* PROBLEM DESCRIPTION: Transcribe the records below exactly.

++++ DATA LISTING ++++

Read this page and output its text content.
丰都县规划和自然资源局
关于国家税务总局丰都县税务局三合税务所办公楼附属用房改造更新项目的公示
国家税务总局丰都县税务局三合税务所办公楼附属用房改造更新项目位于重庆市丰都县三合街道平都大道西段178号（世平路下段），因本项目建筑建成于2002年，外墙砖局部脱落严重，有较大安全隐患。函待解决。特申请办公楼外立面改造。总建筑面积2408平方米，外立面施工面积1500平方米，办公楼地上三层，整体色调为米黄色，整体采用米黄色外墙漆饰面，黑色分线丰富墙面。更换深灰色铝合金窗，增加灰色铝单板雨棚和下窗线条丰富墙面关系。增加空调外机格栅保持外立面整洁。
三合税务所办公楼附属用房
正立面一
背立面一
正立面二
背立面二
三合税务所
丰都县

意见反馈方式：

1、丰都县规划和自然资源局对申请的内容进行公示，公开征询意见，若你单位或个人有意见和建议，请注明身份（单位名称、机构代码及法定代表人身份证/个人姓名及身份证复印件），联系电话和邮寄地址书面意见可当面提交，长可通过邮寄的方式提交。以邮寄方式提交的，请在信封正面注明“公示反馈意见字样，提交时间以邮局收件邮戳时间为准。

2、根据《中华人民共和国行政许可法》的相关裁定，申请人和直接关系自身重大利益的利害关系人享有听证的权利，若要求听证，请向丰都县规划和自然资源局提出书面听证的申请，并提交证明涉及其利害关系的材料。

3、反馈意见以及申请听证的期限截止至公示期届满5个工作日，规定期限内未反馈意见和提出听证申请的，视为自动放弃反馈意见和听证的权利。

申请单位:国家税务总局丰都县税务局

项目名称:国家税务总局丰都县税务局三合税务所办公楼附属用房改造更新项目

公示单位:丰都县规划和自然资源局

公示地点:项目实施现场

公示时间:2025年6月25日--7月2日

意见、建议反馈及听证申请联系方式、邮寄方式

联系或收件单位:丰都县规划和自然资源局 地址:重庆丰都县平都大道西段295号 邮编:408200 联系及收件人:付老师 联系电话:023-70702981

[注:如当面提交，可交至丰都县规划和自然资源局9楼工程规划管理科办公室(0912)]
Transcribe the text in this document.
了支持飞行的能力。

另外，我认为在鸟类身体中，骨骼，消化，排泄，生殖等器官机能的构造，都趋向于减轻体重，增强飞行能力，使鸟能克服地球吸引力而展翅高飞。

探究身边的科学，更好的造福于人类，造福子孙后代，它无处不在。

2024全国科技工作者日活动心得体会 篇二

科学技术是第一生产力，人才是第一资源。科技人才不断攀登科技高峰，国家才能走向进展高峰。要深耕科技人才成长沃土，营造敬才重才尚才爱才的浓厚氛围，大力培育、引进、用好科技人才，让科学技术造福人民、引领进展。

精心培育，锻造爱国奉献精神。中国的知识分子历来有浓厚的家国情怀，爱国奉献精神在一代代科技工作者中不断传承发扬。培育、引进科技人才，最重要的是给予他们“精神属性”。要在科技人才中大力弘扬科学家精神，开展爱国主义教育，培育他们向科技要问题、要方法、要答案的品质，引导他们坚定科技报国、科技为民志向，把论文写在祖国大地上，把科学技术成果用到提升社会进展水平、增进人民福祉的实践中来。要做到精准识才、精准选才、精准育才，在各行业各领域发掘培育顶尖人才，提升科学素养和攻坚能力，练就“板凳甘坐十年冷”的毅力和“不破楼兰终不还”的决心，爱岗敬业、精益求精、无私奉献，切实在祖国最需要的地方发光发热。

++++

* EXPECTED ANSWER:
Read this page and output its text content.
丰都县规划和自然资源局
关于国家税务总局丰都县税务局三合税务所办公楼附属用房改造更新项目的公示
国家税务总局丰都县税务局三合税务所办公楼附属用房改造更新项目位于重庆市丰都县三合街道平都大道西段178号（世平路下段），因本项目建筑建成于2002年，外墙砖局部脱落严重，有较大安全隐患。函待解决。特申请办公楼外立面改造。总建筑面积2408平方米，外立面施工面积1500平方米，办公楼地上三层，整体色调为米黄色，整体采用米黄色外墙漆饰面，黑色分线丰富墙面。更换深灰色铝合金窗，增加灰色铝单板雨棚和下窗线条丰富墙面关系。增加空调外机格栅保持外立面整洁。
三合税务所办公楼附属用房
正立面一
背立面一
正立面二
背立面二
三合税务所
丰都县

意见反馈方式：

1、丰都县规划和自然资源局对申请的内容进行公示，公开征询意见，若你单位或个人有意见和建议，请注明身份（单位名称、机构代码及法定代表人身份证/个人姓名及身份证复印件），联系电话和邮寄地址书面意见可当面提交，长可通过邮寄的方式提交。以邮寄方式提交的，请在信封正面注明“公示反馈意见字样，提交时间以邮局收件邮戳时间为准。

2、根据《中华人民共和国行政许可法》的相关裁定，申请人和直接关系自身重大利益的利害关系人享有听证的权利，若要求听证，请向丰都县规划和自然资源局提出书面听证的申请，并提交证明涉及其利害关系的材料。

3、反馈意见以及申请听证的期限截止至公示期届满5个工作日，规定期限内未反馈意见和提出听证申请的，视为自动放弃反馈意见和听证的权利。

申请单位:国家税务总局丰都县税务局

项目名称:国家税务总局丰都县税务局三合税务所办公楼附属用房改造更新项目

公示单位:丰都县规划和自然资源局

公示地点:项目实施现场

公示时间:2025年6月25日--7月2日

意见、建议反馈及听证申请联系方式、邮寄方式

联系或收件单位:丰都县规划和自然资源局 地址:重庆丰都县平都大道西段295号 邮编:408200 联系及收件人:付老师 联系电话:023-70702981

[注:如当面提交，可交至丰都县规划和自然资源局9楼工程规划管理科办公室(0912)]
Transcribe the text in this document.
了支持飞行的能力。

另外，我认为在鸟类身体中，骨骼，消化，排泄，生殖等器官机能的构造，都趋向于减轻体重，增强飞行能力，使鸟能克服地球吸引力而展翅高飞。

探究身边的科学，更好的造福于人类，造福子孙后代，它无处不在。

2024全国科技工作者日活动心得体会 篇二

科学技术是第一生产力，人才是第一资源。科技人才不断攀登科技高峰，国家才能走向进展高峰。要深耕科技人才成长沃土，营造敬才重才尚才爱才的浓厚氛围，大力培育、引进、用好科技人才，让科学技术造福人民、引领进展。

精心培育，锻造爱国奉献精神。中国的知识分子历来有浓厚的家国情怀，爱国奉献精神在一代代科技工作者中不断传承发扬。培育、引进科技人才，最重要的是给予他们“精神属性”。要在科技人才中大力弘扬科学家精神，开展爱国主义教育，培育他们向科技要问题、要方法、要答案的品质，引导他们坚定科技报国、科技为民志向，把论文写在祖国大地上，把科学技术成果用到提升社会进展水平、增进人民福祉的实践中来。要做到精准识才、精准选才、精准育才，在各行业各领域发掘培育顶尖人才，提升科学素养和攻坚能力，练就“板凳甘坐十年冷”的毅力和“不破楼兰终不还”的决心，爱岗敬业、精益求精、无私奉献，切实在祖国最需要的地方发光发热。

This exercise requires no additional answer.